__Source material__.
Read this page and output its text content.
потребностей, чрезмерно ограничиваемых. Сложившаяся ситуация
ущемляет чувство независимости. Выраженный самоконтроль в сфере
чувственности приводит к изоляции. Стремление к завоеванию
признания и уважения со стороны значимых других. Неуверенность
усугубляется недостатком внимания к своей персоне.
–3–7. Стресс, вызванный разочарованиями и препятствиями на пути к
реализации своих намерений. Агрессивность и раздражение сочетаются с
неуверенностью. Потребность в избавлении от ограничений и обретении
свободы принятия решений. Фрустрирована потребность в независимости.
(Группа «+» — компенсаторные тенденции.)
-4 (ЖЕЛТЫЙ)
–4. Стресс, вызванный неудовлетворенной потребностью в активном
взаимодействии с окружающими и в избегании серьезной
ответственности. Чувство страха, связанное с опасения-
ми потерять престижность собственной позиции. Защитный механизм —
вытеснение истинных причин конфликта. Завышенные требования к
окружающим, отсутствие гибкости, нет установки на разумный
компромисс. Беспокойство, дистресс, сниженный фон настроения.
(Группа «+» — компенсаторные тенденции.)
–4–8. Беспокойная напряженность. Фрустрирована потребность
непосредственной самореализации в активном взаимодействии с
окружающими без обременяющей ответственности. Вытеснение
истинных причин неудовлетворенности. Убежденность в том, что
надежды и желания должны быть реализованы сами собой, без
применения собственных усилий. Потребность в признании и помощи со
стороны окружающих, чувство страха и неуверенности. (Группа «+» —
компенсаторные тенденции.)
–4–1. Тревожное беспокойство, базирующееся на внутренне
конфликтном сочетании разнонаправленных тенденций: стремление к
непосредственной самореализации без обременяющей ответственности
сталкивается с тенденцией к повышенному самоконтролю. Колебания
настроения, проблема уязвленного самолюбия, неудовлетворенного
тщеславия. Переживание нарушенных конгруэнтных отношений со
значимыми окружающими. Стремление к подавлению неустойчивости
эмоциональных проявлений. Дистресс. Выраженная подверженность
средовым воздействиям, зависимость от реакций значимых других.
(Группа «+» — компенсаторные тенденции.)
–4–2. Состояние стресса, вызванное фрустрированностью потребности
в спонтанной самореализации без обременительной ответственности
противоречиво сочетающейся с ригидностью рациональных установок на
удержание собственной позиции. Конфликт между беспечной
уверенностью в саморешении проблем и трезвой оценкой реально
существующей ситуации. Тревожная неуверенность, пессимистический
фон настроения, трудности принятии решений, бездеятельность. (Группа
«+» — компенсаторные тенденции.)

---

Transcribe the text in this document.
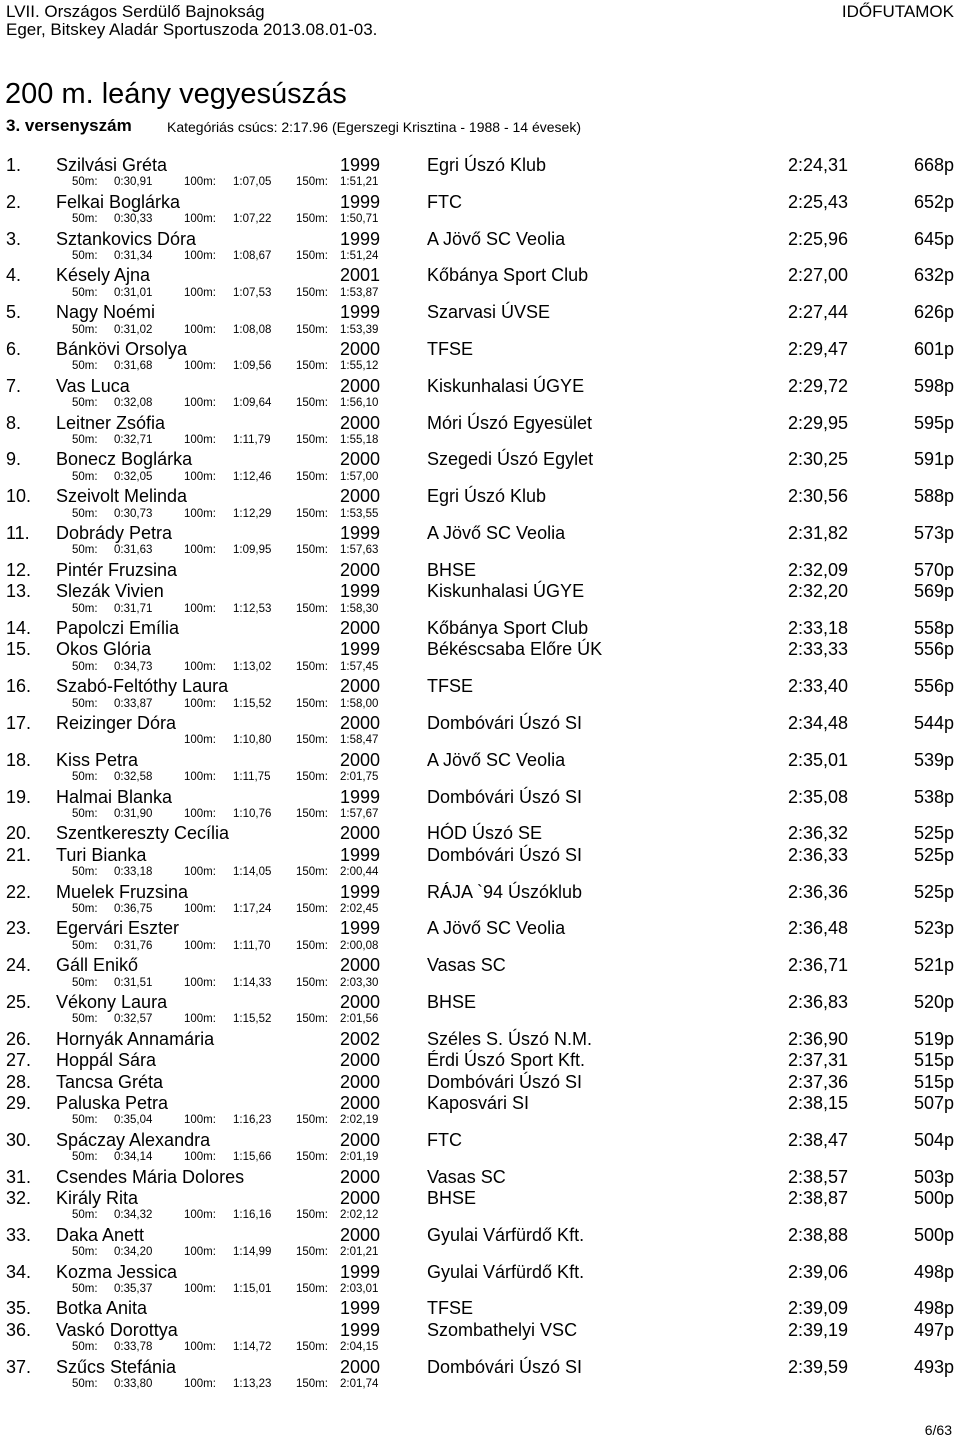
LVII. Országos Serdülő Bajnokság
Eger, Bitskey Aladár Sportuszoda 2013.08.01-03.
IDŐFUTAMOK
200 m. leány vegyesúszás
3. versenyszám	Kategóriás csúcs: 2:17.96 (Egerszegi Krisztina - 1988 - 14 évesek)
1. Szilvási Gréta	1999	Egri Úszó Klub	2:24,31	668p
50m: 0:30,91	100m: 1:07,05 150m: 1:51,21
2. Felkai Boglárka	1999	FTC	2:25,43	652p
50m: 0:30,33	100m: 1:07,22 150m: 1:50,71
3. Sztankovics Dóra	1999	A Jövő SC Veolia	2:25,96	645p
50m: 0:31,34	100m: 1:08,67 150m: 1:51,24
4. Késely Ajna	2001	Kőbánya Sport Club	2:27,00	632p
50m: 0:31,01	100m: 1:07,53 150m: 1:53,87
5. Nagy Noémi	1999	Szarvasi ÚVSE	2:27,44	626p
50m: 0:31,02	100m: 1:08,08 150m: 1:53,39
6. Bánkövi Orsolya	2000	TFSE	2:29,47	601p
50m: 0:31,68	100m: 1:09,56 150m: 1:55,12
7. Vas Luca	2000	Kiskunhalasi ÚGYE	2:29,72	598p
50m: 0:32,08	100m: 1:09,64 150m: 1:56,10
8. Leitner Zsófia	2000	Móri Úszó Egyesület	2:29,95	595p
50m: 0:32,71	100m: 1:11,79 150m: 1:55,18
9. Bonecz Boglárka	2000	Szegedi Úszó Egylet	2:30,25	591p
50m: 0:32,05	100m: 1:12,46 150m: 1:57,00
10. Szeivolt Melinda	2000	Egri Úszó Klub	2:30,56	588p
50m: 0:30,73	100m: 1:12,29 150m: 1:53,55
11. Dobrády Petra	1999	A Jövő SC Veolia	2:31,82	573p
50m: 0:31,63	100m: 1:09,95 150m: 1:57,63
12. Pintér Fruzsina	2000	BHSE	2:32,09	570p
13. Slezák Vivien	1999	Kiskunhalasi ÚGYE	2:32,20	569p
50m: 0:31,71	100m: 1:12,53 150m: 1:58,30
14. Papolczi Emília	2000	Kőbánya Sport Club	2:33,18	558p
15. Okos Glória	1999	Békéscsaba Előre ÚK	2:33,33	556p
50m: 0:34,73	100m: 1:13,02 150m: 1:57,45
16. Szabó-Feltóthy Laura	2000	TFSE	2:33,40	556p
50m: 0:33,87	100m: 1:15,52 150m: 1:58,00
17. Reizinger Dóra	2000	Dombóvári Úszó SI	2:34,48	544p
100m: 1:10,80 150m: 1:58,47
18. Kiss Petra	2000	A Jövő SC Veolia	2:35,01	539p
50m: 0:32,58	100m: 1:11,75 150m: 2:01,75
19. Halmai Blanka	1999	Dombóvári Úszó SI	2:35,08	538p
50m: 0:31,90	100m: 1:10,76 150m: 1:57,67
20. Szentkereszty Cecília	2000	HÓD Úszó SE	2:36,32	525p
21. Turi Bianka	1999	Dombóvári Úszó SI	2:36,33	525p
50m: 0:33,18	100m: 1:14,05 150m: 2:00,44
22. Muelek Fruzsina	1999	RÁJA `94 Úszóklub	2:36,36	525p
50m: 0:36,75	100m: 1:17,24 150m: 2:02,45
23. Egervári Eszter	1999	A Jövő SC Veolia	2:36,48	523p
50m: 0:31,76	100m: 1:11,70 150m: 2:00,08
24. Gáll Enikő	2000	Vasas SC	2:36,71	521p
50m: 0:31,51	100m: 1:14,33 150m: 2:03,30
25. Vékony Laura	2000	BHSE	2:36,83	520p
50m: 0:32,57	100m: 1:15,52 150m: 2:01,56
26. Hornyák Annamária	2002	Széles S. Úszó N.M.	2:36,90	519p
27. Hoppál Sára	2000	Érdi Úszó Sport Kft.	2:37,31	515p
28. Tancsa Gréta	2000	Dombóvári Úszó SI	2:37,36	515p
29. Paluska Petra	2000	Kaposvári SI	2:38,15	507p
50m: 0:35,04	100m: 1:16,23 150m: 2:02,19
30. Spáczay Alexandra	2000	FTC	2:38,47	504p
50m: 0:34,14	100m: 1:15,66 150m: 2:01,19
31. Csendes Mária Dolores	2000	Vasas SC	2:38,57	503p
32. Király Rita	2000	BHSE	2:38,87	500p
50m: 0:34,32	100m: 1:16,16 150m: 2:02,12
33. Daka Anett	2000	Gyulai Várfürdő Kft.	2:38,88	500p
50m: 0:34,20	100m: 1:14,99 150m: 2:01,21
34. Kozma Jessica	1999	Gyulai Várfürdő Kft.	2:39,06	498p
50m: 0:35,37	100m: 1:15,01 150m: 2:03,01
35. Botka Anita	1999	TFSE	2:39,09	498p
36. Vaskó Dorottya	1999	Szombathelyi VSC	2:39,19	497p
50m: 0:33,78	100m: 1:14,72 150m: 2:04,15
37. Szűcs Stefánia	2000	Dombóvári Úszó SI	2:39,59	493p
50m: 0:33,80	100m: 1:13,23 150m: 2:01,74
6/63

* * *

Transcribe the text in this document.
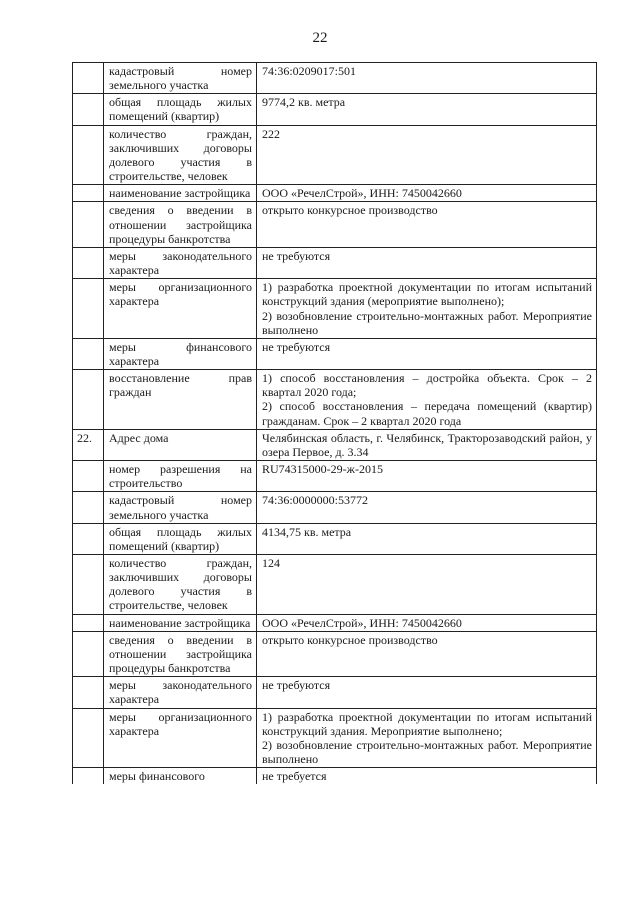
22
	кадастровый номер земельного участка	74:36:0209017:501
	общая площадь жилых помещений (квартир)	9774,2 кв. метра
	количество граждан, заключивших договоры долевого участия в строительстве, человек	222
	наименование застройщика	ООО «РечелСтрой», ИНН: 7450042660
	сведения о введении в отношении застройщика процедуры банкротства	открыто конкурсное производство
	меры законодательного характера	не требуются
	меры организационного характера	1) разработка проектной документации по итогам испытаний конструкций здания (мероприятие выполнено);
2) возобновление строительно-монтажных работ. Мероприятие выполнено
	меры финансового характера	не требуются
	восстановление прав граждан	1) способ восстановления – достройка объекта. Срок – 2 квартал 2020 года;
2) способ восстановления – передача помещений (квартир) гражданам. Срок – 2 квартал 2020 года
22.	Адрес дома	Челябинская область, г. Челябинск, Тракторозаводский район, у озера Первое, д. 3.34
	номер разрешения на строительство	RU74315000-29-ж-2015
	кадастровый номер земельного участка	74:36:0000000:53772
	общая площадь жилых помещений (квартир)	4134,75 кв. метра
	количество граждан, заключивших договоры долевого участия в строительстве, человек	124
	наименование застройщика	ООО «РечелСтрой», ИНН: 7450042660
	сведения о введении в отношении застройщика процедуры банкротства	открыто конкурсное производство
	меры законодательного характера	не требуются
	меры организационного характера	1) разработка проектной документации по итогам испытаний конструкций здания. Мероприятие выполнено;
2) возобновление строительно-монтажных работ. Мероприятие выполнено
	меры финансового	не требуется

__Given exercise__.
Copy each line that contains the word "Dóra".

__Result of the exercise__.
3. Sztankovics Dóra	1999	A Jövő SC Veolia	2:25,96	645p
17. Reizinger Dóra	2000	Dombóvári Úszó SI	2:34,48	544p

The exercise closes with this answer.